> EXERCISE AIM
Pictures stay out of the copy; set down each line of the listing below exactly.

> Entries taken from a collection
....................

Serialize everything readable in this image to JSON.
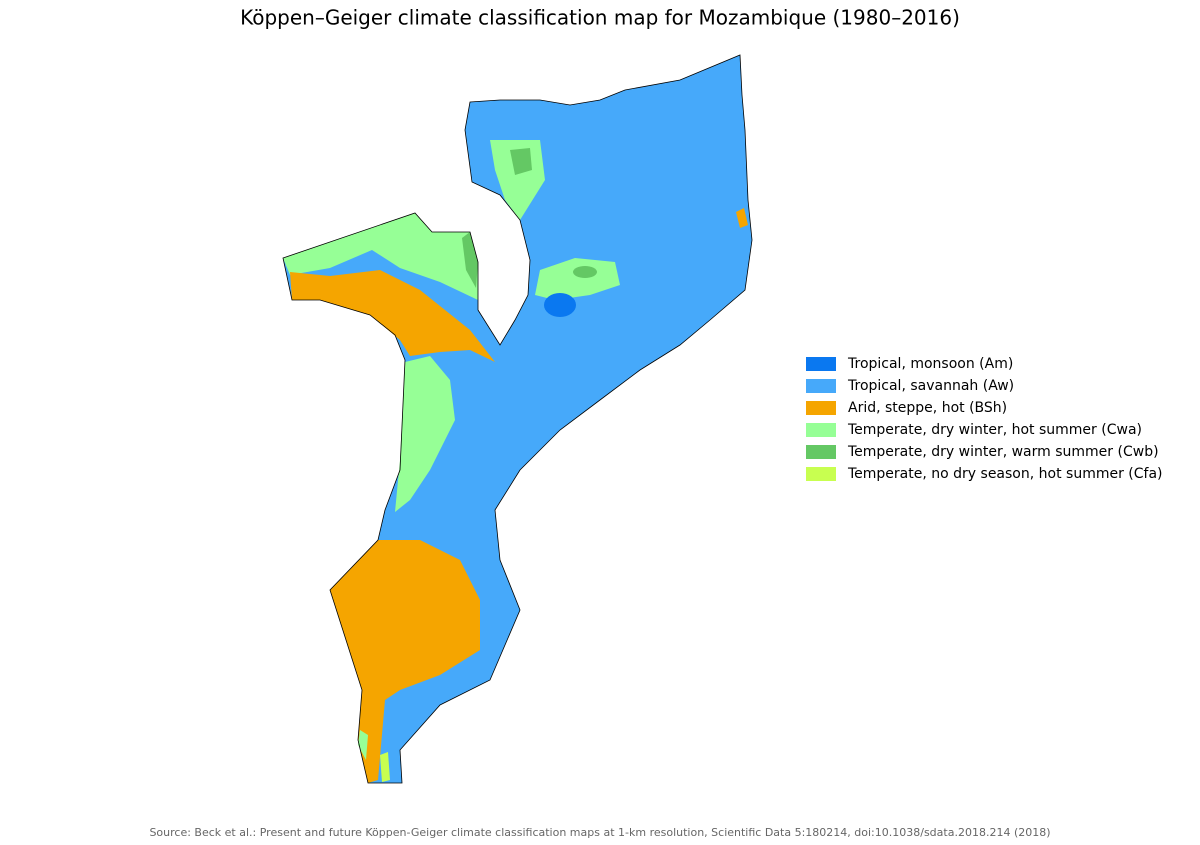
{
  "title": "Köppen–Geiger climate classification map for Mozambique (1980–2016)",
  "legend": {
    "items": [
      {
        "label": "Tropical, monsoon (Am)",
        "color": "#0a78f0"
      },
      {
        "label": "Tropical, savannah (Aw)",
        "color": "#46a9fa"
      },
      {
        "label": "Arid, steppe, hot (BSh)",
        "color": "#f5a500"
      },
      {
        "label": "Temperate, dry winter, hot summer (Cwa)",
        "color": "#96ff96"
      },
      {
        "label": "Temperate, dry winter, warm summer (Cwb)",
        "color": "#64c864"
      },
      {
        "label": "Temperate, no dry season, hot summer (Cfa)",
        "color": "#c8ff50"
      }
    ]
  },
  "source": "Source: Beck et al.: Present and future Köppen-Geiger climate classification maps at 1-km resolution, Scientific Data 5:180214, doi:10.1038/sdata.2018.214 (2018)"
}
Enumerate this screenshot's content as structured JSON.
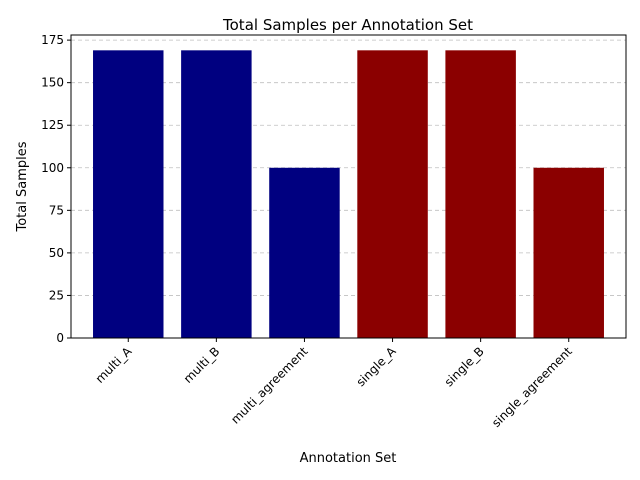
{
  "chart_data": {
    "type": "bar",
    "title": "Total Samples per Annotation Set",
    "xlabel": "Annotation Set",
    "ylabel": "Total Samples",
    "categories": [
      "multi_A",
      "multi_B",
      "multi_agreement",
      "single_A",
      "single_B",
      "single_agreement"
    ],
    "values": [
      169,
      169,
      100,
      169,
      169,
      100
    ],
    "colors": [
      "#000080",
      "#000080",
      "#000080",
      "#8b0000",
      "#8b0000",
      "#8b0000"
    ],
    "ylim": [
      0,
      178
    ],
    "yticks": [
      0,
      25,
      50,
      75,
      100,
      125,
      150,
      175
    ],
    "grid": "y-dashed",
    "legend": "none"
  }
}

....................

> WRITTEN SOLUTION
Serialize everything readable in this image to JSON.
{
  "title": "Köppen–Geiger climate classification map for Mozambique (1980–2016)",
  "legend": {
    "items": [
      {
        "label": "Tropical, monsoon (Am)",
        "color": "#0a78f0"
      },
      {
        "label": "Tropical, savannah (Aw)",
        "color": "#46a9fa"
      },
      {
        "label": "Arid, steppe, hot (BSh)",
        "color": "#f5a500"
      },
      {
        "label": "Temperate, dry winter, hot summer (Cwa)",
        "color": "#96ff96"
      },
      {
        "label": "Temperate, dry winter, warm summer (Cwb)",
        "color": "#64c864"
      },
      {
        "label": "Temperate, no dry season, hot summer (Cfa)",
        "color": "#c8ff50"
      }
    ]
  },
  "source": "Source: Beck et al.: Present and future Köppen-Geiger climate classification maps at 1-km resolution, Scientific Data 5:180214, doi:10.1038/sdata.2018.214 (2018)"
}
Enumerate this screenshot's content as structured JSON.
{
  "chart_data": {
    "type": "bar",
    "title": "Total Samples per Annotation Set",
    "xlabel": "Annotation Set",
    "ylabel": "Total Samples",
    "categories": [
      "multi_A",
      "multi_B",
      "multi_agreement",
      "single_A",
      "single_B",
      "single_agreement"
    ],
    "values": [
      169,
      169,
      100,
      169,
      169,
      100
    ],
    "colors": [
      "#000080",
      "#000080",
      "#000080",
      "#8b0000",
      "#8b0000",
      "#8b0000"
    ],
    "ylim": [
      0,
      178
    ],
    "yticks": [
      0,
      25,
      50,
      75,
      100,
      125,
      150,
      175
    ],
    "grid": "y-dashed",
    "legend": "none"
  }
}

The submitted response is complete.